- **RECORDS**:
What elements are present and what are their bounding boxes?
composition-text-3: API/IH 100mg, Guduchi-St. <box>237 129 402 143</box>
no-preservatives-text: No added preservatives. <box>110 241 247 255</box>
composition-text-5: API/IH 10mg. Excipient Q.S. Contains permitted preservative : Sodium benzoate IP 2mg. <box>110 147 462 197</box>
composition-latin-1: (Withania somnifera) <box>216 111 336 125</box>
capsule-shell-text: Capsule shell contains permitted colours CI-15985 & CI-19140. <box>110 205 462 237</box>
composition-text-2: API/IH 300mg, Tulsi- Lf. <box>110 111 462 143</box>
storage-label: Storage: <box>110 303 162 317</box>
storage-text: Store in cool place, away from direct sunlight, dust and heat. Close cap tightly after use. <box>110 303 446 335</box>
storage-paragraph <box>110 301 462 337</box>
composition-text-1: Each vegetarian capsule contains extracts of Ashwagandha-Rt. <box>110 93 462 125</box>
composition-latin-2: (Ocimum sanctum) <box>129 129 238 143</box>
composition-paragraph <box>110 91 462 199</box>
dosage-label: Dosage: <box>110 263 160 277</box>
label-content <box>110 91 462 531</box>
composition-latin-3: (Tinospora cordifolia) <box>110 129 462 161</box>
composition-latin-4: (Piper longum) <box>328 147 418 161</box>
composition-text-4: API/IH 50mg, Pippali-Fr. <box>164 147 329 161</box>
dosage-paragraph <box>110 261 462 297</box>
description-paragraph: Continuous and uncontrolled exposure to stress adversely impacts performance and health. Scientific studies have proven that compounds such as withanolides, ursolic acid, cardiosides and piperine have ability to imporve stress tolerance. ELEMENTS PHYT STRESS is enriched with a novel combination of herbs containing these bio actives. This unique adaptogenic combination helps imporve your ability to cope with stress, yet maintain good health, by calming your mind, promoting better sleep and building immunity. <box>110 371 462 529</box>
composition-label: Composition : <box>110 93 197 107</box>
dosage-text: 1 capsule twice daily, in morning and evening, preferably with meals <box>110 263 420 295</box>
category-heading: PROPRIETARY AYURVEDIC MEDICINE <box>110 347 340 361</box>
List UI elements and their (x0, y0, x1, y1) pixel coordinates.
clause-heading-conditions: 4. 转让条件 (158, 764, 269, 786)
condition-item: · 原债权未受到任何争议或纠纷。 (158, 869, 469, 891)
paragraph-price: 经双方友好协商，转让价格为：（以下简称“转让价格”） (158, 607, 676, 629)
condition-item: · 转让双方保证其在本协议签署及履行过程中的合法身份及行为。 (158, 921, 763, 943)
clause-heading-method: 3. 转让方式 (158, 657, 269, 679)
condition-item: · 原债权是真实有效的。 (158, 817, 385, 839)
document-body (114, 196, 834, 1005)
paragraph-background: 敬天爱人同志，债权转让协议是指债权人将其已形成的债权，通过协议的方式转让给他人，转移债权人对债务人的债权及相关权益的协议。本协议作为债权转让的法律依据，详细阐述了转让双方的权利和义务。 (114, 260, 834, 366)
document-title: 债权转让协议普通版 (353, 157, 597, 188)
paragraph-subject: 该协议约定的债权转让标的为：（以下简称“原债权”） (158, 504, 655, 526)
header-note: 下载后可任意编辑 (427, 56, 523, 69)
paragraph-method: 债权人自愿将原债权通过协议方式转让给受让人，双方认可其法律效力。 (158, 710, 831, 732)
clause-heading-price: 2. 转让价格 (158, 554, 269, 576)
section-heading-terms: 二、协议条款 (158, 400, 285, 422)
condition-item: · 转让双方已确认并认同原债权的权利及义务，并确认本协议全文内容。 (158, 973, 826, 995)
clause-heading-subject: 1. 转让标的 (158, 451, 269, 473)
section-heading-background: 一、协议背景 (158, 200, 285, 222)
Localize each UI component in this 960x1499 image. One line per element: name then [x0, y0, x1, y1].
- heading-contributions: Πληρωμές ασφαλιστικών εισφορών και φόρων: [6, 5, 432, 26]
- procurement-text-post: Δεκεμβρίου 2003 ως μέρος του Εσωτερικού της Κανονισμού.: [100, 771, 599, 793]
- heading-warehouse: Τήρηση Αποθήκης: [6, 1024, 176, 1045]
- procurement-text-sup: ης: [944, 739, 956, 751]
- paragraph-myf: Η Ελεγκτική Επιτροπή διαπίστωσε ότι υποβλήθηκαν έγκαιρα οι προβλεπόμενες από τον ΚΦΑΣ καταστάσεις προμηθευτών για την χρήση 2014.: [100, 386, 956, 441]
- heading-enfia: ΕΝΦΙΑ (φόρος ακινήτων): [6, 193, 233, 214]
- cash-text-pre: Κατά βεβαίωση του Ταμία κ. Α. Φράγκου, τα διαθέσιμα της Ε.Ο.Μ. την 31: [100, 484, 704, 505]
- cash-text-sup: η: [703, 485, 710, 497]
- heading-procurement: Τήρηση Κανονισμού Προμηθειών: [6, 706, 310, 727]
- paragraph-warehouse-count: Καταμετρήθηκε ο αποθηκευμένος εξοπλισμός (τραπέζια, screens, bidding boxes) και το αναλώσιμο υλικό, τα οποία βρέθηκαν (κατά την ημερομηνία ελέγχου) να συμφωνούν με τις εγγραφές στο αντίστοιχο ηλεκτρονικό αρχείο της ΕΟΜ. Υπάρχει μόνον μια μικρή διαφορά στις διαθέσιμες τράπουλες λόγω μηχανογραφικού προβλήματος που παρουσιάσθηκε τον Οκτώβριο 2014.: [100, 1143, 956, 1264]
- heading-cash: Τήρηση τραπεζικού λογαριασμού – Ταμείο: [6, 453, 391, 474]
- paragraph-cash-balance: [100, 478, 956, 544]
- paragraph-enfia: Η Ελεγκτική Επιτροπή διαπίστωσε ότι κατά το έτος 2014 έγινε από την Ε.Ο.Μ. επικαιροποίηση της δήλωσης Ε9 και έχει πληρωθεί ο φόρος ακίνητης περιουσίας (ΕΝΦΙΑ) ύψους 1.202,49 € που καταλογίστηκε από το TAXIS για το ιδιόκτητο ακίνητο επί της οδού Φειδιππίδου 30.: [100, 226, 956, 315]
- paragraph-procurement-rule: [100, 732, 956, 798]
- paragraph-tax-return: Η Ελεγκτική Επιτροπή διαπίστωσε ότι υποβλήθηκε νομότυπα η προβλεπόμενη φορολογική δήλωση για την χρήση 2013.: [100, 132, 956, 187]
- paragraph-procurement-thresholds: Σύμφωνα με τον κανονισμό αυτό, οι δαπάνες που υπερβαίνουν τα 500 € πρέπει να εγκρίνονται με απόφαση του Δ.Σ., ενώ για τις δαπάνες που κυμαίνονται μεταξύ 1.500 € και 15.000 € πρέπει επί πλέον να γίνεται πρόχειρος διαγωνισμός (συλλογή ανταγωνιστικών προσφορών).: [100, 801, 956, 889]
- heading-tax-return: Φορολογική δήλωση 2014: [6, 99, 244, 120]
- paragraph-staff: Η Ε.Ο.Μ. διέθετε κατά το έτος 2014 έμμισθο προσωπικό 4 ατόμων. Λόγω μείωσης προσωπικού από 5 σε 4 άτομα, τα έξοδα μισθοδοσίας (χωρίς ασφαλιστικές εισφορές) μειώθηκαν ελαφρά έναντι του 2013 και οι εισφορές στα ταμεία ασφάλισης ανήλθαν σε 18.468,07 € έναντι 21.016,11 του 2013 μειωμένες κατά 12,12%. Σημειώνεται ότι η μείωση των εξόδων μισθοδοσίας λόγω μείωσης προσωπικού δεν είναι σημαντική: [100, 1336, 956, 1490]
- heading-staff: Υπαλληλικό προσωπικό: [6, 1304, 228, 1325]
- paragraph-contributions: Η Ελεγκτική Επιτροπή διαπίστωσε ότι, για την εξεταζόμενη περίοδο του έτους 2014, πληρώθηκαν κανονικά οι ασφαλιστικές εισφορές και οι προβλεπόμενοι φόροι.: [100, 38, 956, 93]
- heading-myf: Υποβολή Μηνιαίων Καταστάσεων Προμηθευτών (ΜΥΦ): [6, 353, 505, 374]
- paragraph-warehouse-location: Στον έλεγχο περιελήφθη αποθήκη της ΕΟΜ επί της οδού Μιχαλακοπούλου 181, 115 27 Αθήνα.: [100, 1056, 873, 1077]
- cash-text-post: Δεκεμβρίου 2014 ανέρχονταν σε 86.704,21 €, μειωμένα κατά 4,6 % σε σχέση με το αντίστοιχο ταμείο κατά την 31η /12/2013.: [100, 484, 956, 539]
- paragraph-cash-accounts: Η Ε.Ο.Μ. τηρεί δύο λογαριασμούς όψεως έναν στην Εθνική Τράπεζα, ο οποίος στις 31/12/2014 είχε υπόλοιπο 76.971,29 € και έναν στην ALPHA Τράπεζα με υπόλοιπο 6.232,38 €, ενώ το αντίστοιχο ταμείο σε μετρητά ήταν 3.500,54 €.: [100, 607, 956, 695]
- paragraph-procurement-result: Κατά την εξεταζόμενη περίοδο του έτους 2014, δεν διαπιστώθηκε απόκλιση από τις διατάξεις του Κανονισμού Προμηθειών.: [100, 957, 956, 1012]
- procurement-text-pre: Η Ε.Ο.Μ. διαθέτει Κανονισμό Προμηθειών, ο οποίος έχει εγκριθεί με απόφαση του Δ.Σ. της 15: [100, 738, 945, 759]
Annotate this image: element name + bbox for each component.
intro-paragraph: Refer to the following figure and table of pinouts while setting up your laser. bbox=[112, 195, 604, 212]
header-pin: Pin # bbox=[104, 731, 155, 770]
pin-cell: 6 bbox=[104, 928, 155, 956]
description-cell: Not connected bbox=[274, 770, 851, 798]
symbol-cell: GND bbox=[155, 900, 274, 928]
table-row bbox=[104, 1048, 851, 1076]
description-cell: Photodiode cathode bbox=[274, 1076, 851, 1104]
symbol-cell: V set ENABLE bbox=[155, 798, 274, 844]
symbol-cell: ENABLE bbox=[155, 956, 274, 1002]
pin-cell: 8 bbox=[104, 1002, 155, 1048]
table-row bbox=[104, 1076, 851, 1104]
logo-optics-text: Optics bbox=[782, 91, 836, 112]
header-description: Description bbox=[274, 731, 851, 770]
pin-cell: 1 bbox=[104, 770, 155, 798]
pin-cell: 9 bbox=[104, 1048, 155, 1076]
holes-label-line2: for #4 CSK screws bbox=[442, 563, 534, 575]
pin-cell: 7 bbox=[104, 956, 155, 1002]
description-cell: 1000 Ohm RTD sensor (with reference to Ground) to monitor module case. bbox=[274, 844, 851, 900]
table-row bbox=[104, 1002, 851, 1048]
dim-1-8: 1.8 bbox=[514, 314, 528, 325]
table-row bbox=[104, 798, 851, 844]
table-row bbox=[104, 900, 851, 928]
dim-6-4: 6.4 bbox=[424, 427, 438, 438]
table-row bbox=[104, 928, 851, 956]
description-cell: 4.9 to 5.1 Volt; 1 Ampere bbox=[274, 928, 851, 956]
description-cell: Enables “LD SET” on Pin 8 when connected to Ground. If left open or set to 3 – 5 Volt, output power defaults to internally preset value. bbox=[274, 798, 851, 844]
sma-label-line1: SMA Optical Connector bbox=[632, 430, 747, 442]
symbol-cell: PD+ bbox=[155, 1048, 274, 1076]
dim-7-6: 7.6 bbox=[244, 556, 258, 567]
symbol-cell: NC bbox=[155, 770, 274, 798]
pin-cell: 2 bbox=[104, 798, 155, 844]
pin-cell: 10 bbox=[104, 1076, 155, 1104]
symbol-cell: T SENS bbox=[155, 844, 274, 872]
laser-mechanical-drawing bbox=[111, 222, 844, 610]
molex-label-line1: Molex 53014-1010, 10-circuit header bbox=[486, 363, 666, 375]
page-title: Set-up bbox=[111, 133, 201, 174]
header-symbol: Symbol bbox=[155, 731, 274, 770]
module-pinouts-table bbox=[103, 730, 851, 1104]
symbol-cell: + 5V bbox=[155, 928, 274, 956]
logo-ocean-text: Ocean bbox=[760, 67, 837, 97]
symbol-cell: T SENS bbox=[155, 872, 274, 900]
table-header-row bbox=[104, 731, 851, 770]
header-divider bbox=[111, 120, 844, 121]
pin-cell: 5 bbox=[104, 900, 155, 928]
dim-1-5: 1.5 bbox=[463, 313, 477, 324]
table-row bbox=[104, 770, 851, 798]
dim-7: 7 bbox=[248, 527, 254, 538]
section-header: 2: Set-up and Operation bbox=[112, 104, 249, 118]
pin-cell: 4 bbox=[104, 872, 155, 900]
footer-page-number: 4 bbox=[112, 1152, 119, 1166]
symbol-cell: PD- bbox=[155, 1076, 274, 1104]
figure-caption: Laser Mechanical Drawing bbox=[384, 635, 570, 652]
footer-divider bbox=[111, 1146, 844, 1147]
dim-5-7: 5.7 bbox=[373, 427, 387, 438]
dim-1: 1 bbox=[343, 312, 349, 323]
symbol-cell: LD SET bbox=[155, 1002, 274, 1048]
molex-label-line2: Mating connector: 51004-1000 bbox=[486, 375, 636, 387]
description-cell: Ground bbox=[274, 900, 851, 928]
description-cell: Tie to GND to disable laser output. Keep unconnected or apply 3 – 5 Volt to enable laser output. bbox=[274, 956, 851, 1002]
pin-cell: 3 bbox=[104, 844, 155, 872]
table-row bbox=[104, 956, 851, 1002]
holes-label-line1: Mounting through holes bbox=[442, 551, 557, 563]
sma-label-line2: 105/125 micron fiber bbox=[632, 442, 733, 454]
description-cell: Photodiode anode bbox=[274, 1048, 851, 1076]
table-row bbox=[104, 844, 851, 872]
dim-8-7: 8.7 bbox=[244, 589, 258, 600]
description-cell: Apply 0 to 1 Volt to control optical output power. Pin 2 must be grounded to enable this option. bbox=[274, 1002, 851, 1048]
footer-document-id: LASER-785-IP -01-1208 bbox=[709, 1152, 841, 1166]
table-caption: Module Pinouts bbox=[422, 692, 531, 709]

- **GIVEN TASK**: Copy the records from the beginning through the line containing "category-heading: PROPRIETARY AYURVEDIC", replacing "sunlight" with "daylight" and leaving everything else as is.

- **FULL RESPONSE**:
What elements are present and what are their bounding boxes?
composition-text-3: API/IH 100mg, Guduchi-St. <box>237 129 402 143</box>
no-preservatives-text: No added preservatives. <box>110 241 247 255</box>
composition-text-5: API/IH 10mg. Excipient Q.S. Contains permitted preservative : Sodium benzoate IP 2mg. <box>110 147 462 197</box>
composition-latin-1: (Withania somnifera) <box>216 111 336 125</box>
capsule-shell-text: Capsule shell contains permitted colours CI-15985 & CI-19140. <box>110 205 462 237</box>
composition-text-2: API/IH 300mg, Tulsi- Lf. <box>110 111 462 143</box>
storage-label: Storage: <box>110 303 162 317</box>
storage-text: Store in cool place, away from direct daylight, dust and heat. Close cap tightly after use. <box>110 303 446 335</box>
storage-paragraph <box>110 301 462 337</box>
composition-text-1: Each vegetarian capsule contains extracts of Ashwagandha-Rt. <box>110 93 462 125</box>
composition-latin-2: (Ocimum sanctum) <box>129 129 238 143</box>
composition-paragraph <box>110 91 462 199</box>
dosage-label: Dosage: <box>110 263 160 277</box>
label-content <box>110 91 462 531</box>
composition-latin-3: (Tinospora cordifolia) <box>110 129 462 161</box>
composition-latin-4: (Piper longum) <box>328 147 418 161</box>
composition-text-4: API/IH 50mg, Pippali-Fr. <box>164 147 329 161</box>
dosage-paragraph <box>110 261 462 297</box>
description-paragraph: Continuous and uncontrolled exposure to stress adversely impacts performance and health. Scientific studies have proven that compounds such as withanolides, ursolic acid, cardiosides and piperine have ability to imporve stress tolerance. ELEMENTS PHYT STRESS is enriched with a novel combination of herbs containing these bio actives. This unique adaptogenic combination helps imporve your ability to cope with stress, yet maintain good health, by calming your mind, promoting better sleep and building immunity. <box>110 371 462 529</box>
composition-label: Composition : <box>110 93 197 107</box>
dosage-text: 1 capsule twice daily, in morning and evening, preferably with meals <box>110 263 420 295</box>
category-heading: PROPRIETARY AYURVEDIC MEDICINE <box>110 347 340 361</box>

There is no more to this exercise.